All lines in the data bearing the string "Chambre" should be identified and copied.
╭─ GIVEN RECORDS
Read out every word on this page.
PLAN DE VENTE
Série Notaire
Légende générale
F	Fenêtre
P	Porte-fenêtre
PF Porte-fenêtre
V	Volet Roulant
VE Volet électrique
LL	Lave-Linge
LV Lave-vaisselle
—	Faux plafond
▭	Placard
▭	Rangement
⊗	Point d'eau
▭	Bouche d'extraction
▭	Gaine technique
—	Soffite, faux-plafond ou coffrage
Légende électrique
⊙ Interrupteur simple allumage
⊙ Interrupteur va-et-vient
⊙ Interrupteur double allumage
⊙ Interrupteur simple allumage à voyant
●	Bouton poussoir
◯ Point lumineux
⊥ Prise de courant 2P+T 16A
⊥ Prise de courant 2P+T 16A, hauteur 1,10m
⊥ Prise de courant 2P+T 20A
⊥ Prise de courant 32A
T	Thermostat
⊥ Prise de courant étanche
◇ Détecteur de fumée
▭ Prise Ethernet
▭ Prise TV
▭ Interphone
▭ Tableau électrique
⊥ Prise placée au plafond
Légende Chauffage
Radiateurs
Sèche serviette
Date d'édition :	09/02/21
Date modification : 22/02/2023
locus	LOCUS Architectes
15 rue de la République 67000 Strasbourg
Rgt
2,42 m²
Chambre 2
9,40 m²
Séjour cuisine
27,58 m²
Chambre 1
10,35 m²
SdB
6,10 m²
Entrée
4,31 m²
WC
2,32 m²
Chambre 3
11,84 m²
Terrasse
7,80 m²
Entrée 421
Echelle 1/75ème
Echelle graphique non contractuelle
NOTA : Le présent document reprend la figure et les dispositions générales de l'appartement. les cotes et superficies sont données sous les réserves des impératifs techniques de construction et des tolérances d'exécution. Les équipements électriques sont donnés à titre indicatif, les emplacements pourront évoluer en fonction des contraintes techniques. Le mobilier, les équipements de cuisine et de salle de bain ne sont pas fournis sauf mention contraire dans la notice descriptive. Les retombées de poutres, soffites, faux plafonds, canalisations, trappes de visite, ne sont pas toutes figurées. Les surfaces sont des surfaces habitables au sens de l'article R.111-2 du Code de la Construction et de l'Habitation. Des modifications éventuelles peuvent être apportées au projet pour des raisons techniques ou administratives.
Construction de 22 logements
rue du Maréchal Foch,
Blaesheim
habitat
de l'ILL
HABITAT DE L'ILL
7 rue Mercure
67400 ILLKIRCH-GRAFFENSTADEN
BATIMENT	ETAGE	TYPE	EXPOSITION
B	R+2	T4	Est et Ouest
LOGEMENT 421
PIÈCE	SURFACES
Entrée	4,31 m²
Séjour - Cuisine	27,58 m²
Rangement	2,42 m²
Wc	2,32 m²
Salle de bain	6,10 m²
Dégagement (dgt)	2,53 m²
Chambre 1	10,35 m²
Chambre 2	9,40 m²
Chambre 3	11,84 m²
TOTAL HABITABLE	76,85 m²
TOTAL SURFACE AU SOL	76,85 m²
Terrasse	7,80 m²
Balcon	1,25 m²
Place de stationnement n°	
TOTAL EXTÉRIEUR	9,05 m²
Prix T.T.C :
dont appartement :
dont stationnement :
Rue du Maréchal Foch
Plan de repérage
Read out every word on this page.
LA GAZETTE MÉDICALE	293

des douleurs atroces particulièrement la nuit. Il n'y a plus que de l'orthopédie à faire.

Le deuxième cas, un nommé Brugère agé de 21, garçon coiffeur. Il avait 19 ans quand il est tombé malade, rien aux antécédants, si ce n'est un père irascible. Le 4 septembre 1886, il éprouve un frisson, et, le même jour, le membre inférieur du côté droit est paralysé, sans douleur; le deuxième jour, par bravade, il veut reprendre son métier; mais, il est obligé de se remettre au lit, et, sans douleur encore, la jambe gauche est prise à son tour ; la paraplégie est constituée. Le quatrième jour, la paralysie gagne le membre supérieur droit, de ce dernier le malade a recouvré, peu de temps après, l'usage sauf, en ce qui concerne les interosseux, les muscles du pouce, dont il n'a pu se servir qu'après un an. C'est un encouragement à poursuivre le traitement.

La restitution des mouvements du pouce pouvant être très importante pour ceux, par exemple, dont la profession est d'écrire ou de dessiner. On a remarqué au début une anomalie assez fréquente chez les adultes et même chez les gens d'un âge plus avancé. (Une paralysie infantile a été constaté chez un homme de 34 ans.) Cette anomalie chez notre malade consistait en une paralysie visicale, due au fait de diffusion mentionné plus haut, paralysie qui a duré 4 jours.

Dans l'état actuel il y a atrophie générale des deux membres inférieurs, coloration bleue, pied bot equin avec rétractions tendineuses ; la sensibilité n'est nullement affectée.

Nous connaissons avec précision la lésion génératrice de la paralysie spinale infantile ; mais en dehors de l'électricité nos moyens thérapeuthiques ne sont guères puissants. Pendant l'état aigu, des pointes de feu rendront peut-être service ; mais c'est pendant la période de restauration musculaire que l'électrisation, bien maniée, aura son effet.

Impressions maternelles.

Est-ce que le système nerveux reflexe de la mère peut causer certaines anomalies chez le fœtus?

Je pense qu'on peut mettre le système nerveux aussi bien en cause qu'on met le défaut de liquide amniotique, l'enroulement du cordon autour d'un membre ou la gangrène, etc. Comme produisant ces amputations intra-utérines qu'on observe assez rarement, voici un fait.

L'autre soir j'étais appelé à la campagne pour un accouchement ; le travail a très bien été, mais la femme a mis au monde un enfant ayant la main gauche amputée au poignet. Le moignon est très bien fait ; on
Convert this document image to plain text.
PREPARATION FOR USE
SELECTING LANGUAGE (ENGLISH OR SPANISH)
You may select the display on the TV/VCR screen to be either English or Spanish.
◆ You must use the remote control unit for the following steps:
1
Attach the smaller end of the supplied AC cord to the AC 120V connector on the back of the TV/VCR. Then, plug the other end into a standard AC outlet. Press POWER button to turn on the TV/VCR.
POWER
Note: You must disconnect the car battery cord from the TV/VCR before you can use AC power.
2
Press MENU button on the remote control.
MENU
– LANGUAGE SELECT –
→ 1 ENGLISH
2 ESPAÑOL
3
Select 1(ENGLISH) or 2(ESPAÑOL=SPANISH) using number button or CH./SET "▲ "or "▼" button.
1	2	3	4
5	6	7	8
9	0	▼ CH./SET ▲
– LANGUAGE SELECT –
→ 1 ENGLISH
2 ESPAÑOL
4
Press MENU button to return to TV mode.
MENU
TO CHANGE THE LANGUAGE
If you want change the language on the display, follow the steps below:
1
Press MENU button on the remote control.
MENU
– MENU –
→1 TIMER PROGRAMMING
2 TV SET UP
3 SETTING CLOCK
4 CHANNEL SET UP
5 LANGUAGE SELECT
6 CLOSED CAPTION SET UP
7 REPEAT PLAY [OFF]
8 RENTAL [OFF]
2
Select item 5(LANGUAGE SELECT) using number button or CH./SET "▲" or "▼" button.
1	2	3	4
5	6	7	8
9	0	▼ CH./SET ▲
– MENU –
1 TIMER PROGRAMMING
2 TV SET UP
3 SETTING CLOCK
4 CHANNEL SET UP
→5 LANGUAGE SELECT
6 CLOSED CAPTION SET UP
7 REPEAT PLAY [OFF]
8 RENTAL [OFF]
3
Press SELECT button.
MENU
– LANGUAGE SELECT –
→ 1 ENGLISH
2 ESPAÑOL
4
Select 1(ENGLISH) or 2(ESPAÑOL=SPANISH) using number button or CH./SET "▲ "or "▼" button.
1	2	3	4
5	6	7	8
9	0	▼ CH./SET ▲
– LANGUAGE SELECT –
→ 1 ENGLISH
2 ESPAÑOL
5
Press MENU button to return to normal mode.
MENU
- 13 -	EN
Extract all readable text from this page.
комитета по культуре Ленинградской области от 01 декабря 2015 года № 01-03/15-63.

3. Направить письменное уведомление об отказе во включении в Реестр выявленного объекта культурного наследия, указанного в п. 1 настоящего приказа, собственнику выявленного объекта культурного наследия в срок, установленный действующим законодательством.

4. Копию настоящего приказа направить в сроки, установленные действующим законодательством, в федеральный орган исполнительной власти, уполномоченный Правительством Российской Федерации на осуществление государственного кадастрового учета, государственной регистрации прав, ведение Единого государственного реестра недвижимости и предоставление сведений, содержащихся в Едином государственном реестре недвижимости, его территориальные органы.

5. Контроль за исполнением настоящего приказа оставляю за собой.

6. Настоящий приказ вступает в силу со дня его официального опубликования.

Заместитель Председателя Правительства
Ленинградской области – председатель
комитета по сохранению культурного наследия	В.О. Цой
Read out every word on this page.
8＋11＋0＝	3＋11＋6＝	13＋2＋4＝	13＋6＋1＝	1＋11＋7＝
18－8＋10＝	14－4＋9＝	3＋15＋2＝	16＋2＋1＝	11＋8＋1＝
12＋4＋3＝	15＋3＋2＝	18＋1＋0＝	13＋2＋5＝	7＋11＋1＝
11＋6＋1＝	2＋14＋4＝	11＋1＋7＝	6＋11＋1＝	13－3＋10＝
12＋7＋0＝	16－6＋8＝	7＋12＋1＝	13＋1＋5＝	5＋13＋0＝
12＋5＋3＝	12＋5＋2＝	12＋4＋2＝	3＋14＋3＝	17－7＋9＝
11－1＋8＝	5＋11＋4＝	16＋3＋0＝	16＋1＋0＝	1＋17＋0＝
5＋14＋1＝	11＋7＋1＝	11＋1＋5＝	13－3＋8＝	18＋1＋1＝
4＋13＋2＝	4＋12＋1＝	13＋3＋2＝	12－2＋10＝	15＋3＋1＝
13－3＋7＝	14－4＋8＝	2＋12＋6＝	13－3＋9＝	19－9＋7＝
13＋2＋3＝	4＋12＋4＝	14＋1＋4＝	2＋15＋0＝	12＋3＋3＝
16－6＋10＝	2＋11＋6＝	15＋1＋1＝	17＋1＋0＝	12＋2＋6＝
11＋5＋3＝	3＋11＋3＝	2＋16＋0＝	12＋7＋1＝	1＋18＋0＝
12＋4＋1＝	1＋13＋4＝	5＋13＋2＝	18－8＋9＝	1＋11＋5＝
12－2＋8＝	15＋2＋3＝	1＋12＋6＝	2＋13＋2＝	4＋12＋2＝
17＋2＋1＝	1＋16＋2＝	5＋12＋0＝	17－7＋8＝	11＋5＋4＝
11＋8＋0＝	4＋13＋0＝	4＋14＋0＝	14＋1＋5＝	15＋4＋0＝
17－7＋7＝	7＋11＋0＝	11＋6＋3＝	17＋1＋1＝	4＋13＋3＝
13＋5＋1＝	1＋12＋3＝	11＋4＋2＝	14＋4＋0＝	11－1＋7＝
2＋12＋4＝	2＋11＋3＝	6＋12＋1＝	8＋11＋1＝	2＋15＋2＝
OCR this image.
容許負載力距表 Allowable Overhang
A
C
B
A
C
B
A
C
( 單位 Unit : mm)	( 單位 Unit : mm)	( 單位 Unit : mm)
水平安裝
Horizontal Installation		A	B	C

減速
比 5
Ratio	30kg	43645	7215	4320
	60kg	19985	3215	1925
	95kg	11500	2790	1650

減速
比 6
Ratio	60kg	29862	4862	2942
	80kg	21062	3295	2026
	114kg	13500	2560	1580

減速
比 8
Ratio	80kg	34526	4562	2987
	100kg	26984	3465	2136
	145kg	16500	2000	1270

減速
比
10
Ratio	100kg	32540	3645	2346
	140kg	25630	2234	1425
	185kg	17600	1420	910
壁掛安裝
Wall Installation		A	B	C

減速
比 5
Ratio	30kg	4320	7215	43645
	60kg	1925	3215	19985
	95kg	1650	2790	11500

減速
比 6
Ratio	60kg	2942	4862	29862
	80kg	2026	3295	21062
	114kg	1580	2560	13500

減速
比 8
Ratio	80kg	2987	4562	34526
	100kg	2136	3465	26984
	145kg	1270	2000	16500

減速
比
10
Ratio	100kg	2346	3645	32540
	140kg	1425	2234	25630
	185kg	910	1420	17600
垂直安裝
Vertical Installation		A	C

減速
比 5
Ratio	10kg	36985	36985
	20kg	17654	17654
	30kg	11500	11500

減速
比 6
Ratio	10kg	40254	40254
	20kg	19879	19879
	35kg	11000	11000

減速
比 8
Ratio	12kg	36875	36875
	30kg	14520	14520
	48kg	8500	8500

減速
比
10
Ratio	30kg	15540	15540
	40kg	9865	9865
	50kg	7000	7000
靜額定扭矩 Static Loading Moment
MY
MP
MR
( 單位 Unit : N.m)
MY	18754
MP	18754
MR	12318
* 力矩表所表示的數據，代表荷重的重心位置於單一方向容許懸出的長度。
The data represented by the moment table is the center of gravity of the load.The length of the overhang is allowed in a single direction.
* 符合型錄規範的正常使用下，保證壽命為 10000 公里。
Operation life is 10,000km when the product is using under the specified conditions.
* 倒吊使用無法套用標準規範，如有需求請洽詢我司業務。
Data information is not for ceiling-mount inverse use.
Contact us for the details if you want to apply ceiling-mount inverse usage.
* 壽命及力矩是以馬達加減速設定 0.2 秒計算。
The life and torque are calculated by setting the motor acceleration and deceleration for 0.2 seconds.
╰─
» RESULT FOR THIS EXERCISE
Chambre 2
Chambre 1
Chambre 3
Chambre 1	10,35 m²
Chambre 2	9,40 m²
Chambre 3	11,84 m²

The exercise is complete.